-- Available records --
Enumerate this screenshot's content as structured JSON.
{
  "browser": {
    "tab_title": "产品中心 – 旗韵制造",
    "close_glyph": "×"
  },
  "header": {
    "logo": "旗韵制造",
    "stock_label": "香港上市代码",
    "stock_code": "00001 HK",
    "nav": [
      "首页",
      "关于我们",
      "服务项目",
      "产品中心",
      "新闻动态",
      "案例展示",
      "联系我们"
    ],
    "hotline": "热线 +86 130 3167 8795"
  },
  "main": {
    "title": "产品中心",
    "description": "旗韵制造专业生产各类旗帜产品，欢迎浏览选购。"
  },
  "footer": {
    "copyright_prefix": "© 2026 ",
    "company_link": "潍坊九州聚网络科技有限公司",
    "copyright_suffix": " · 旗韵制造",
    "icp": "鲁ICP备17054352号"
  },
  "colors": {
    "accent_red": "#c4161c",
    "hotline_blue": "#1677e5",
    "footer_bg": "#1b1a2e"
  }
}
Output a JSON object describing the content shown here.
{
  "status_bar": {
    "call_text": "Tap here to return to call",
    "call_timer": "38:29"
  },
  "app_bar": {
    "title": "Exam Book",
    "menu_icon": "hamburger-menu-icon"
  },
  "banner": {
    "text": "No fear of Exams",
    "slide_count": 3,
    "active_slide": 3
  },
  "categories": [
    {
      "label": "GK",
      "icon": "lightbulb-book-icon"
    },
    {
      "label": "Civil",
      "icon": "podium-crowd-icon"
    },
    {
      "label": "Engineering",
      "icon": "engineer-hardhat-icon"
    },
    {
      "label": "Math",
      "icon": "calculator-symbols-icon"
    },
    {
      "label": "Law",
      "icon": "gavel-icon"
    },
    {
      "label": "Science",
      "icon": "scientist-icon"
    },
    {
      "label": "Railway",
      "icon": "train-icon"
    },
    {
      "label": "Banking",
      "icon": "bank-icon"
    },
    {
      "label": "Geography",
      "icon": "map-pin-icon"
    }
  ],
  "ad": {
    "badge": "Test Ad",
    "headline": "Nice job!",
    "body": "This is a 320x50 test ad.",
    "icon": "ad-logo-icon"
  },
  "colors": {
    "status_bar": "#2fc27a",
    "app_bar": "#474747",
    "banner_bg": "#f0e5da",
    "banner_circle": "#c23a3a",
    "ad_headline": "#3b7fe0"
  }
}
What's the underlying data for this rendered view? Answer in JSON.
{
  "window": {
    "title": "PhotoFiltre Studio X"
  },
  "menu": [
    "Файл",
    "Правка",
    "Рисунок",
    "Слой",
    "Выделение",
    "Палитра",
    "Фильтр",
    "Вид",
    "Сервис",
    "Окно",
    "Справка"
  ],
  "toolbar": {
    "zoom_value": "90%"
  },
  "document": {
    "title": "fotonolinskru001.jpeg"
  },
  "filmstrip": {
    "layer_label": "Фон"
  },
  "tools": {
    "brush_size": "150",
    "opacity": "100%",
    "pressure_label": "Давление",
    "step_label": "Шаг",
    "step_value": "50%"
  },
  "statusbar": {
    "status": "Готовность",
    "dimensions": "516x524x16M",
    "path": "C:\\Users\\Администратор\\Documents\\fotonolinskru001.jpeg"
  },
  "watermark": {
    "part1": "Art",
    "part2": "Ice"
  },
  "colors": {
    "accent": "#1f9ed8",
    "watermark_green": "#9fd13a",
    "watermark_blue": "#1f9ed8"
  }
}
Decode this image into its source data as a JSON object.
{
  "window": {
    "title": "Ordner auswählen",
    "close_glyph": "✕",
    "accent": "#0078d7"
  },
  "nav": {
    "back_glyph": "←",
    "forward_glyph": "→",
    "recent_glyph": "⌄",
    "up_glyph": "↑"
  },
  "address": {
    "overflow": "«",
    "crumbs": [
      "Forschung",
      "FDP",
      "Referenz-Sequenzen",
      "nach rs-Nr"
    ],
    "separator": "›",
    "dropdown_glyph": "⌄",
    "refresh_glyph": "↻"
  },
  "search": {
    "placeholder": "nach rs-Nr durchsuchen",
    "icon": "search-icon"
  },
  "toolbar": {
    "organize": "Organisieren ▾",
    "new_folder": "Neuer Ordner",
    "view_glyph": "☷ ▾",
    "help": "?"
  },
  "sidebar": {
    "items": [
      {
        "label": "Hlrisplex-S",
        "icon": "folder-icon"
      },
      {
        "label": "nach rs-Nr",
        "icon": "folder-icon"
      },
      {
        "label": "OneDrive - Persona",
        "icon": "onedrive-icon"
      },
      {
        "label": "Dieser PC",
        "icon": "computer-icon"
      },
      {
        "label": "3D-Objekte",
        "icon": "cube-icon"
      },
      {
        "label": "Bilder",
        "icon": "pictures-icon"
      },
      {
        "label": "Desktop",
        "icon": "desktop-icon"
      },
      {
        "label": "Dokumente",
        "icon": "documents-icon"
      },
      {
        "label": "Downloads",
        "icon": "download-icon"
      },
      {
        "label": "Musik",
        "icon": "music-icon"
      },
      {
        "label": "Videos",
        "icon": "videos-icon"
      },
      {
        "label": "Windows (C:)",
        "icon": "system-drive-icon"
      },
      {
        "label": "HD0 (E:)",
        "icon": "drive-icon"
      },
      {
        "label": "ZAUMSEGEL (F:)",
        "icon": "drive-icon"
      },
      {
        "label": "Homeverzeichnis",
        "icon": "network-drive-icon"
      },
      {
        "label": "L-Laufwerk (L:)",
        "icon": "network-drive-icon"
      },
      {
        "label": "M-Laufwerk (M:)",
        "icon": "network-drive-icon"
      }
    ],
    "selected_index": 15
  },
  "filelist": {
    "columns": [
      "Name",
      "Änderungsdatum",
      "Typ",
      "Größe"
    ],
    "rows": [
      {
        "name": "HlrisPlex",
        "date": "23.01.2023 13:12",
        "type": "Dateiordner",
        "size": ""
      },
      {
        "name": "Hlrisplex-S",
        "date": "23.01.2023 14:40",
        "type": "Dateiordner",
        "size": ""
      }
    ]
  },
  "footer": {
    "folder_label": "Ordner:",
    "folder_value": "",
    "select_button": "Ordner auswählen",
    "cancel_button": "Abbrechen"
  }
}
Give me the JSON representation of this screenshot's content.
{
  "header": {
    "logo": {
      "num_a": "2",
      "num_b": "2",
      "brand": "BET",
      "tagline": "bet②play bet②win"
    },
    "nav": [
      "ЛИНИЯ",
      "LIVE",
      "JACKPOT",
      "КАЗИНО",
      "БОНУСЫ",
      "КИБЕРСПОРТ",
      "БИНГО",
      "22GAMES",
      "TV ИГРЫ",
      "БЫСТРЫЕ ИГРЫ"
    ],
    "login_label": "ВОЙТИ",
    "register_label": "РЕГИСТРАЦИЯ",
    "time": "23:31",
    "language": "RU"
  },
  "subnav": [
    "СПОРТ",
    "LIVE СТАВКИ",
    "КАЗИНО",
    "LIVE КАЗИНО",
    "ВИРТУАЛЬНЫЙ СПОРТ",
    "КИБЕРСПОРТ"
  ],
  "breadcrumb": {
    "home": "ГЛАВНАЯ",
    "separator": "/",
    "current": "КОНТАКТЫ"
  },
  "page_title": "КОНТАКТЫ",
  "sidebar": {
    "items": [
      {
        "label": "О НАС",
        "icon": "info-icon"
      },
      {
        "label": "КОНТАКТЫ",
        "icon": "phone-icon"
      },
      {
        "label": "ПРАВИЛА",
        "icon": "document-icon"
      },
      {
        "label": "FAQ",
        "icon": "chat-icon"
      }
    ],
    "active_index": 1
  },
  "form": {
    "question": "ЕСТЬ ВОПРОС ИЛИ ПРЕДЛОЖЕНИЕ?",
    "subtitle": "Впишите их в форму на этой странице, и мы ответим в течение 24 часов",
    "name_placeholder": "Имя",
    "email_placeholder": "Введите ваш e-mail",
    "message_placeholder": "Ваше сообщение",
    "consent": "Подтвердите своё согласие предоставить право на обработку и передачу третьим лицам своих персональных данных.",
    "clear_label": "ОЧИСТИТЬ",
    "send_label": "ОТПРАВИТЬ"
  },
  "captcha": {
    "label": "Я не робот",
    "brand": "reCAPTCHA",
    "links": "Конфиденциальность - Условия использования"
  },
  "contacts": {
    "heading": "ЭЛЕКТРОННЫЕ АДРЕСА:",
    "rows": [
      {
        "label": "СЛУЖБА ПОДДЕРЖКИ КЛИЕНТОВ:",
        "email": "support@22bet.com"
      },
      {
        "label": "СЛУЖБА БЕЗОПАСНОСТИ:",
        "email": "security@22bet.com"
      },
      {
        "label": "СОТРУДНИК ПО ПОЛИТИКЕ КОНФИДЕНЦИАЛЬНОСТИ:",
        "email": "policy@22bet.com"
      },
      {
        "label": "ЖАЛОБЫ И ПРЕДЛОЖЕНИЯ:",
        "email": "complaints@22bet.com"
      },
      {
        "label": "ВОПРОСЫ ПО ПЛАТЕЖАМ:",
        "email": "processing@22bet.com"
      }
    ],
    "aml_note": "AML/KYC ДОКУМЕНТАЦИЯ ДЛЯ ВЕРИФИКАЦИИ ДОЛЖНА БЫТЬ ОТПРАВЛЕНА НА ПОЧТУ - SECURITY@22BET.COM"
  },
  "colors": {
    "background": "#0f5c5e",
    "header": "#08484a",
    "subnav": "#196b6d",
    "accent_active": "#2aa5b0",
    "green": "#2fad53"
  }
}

-- Aim --
Identify each line in the records above containing the word "here"; copy those lines.

-- Response to this task --
Output a JSON object describing the content shown here.
    "call_text": "Tap here to return to call",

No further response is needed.